WHAT TO DO => Rewrite the lines from the one containing "category-label-char: ね: [245, 265, 258, 280]" through the one containing "category-label-char: ん: [161, 250, 174, 265]", both included, as a JSON list of strings with one string per line and blank lines omitted.

** START SUPPLIED DATA **

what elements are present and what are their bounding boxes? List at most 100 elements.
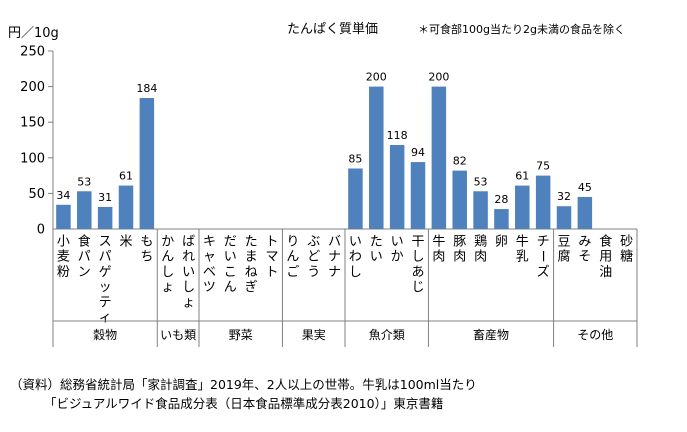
category-label-char: ね: [245, 265, 258, 280]
category-label-char: パ: [99, 250, 112, 265]
category-label-char: ナ: [328, 250, 341, 265]
bar-みそ: [577, 196, 593, 229]
bar-たい: [369, 86, 384, 229]
category-label-char: 肉: [474, 250, 487, 265]
data-label: 85: [348, 152, 362, 165]
category-label: たいたい: [370, 235, 383, 265]
data-label: 32: [557, 190, 571, 203]
y-tick-label: 100: [20, 151, 45, 166]
category-label-char: ゲ: [99, 265, 112, 280]
category-label-char: い: [224, 250, 237, 265]
category-label: ぶどうぶどう: [307, 235, 320, 280]
category-label-char: 肉: [453, 250, 466, 265]
category-label-char: じ: [411, 280, 424, 295]
bar-卵: [494, 209, 509, 229]
category-label-char: ん: [161, 250, 174, 265]
category-label-char: い: [370, 250, 383, 265]
category-label: いわしいわし: [349, 235, 362, 280]
category-label-char: た: [245, 235, 258, 250]
data-label: 61: [119, 170, 133, 183]
category-label-char: 鶏: [474, 235, 487, 250]
source-line-1: （資料）総務省統計局「家計調査」2019年、2人以上の世帯。牛乳は100ml当た…: [10, 377, 477, 392]
category-label-char: 食: [78, 234, 91, 250]
category-label: チーズチーズ: [535, 235, 550, 280]
category-label-char: こ: [224, 265, 237, 280]
data-label: 53: [77, 175, 91, 188]
category-label: キャベツキャベツ: [203, 235, 216, 296]
category-label: 食用油食用油: [599, 234, 612, 280]
category-label-char: ト: [265, 235, 278, 250]
group-label: 魚介類: [369, 328, 405, 342]
category-label-char: か: [391, 250, 404, 265]
category-label-char: チ: [537, 235, 550, 250]
category-label-char: 米: [119, 235, 132, 250]
category-label-char: わ: [349, 250, 362, 265]
group-label: いも類: [160, 328, 196, 342]
category-label-char: 糖: [620, 249, 633, 265]
category-label-char: ト: [265, 265, 278, 280]
category-label: 砂糖砂糖: [620, 235, 633, 265]
category-label-char: ま: [245, 250, 258, 265]
category-label-char: 豆: [557, 235, 570, 250]
category-label-char: 腐: [557, 250, 570, 265]
y-tick-label: 200: [20, 80, 45, 95]
y-tick-label: 250: [20, 45, 45, 60]
category-label: かんしょかんしょ: [161, 235, 174, 296]
data-label: 61: [515, 170, 529, 183]
group-label: 果実: [302, 327, 326, 342]
category-label-char: 乳: [516, 250, 529, 265]
chart-title: たんぱく質単価: [287, 21, 378, 37]
bar-牛乳: [515, 185, 530, 229]
category-label-char: 食: [599, 234, 612, 250]
bar-小麦粉: [56, 204, 71, 229]
category-label-char: 牛: [516, 235, 529, 250]
category-label-char: ッ: [99, 280, 112, 295]
category-label-char: 豚: [453, 235, 466, 250]
group-labels: 穀物 いも類 野菜 果実 魚介類 畜産物 その他: [53, 229, 638, 347]
data-label: 28: [494, 193, 508, 206]
group-label: 野菜: [229, 328, 253, 342]
category-label: 干しあじ干しあじ: [411, 235, 424, 296]
category-label-char: う: [307, 265, 320, 280]
chart-note: ＊可食部100g当たり2g未満の食品を除く: [418, 22, 625, 36]
category-label-char: り: [286, 235, 299, 250]
category-label-char: い: [391, 235, 404, 250]
category-label-char: ス: [99, 235, 112, 250]
y-tick-label: 50: [28, 187, 45, 202]
category-label-char: ど: [307, 250, 320, 265]
category-label-char: し: [182, 280, 195, 295]
data-label: 200: [366, 71, 387, 84]
category-label-char: ー: [535, 250, 550, 263]
data-label: 31: [98, 191, 112, 204]
category-label: 米米: [119, 235, 132, 250]
category-label-char: だ: [224, 235, 237, 250]
category-label-char: あ: [411, 265, 424, 280]
category-label-char: し: [411, 250, 424, 265]
category-label-char: マ: [265, 250, 278, 265]
category-label-char: ょ: [182, 295, 195, 310]
category-label-char: 干: [411, 235, 424, 250]
category-label: 豆腐豆腐: [557, 235, 570, 265]
bar-豚肉: [452, 170, 467, 229]
category-label-char: テ: [99, 295, 112, 310]
category-label-char: も: [140, 235, 153, 250]
category-label: りんごりんご: [286, 235, 299, 280]
category-label-char: た: [370, 235, 383, 250]
data-label: 75: [536, 160, 550, 173]
category-label-char: い: [182, 265, 195, 280]
category-label-char: い: [349, 235, 362, 250]
bar-いか: [389, 144, 405, 229]
category-label: スパゲッティスパゲッティ: [99, 235, 112, 326]
category-label-char: 粉: [57, 265, 70, 280]
category-label-char: 牛: [432, 235, 445, 250]
category-label-char: ば: [182, 235, 195, 250]
data-label: 200: [428, 71, 449, 84]
category-label-char: パ: [78, 250, 91, 265]
bar-牛肉: [431, 86, 447, 229]
category-labels: 小麦粉小麦粉食パン食パンスパゲッティスパゲッティ米米もち もちかんしょかんしょばれ…: [57, 234, 633, 326]
group-label: 畜産物: [473, 327, 509, 342]
bar-スパゲッティ: [97, 206, 113, 229]
category-label-char: 油: [599, 265, 612, 280]
category-label-char: ツ: [203, 280, 216, 295]
bar-干しあじ: [410, 162, 426, 229]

** END SUPPLIED DATA **

FULL SOLUTION =>
[
  "category-label-char: ね: [245, 265, 258, 280]",
  "category-label-char: パ: [99, 250, 112, 265]",
  "category-label-char: ナ: [328, 250, 341, 265]",
  "bar-みそ: [577, 196, 593, 229]",
  "bar-たい: [369, 86, 384, 229]",
  "category-label-char: 肉: [474, 250, 487, 265]",
  "data-label: 85: [348, 152, 362, 165]",
  "category-label: たいたい: [370, 235, 383, 265]",
  "data-label: 32: [557, 190, 571, 203]",
  "y-tick-label: 100: [20, 151, 45, 166]",
  "category-label-char: ゲ: [99, 265, 112, 280]",
  "category-label-char: い: [224, 250, 237, 265]",
  "category-label: ぶどうぶどう: [307, 235, 320, 280]",
  "category-label-char: 肉: [453, 250, 466, 265]",
  "category-label-char: じ: [411, 280, 424, 295]",
  "bar-卵: [494, 209, 509, 229]",
  "category-label-char: ん: [161, 250, 174, 265]"
]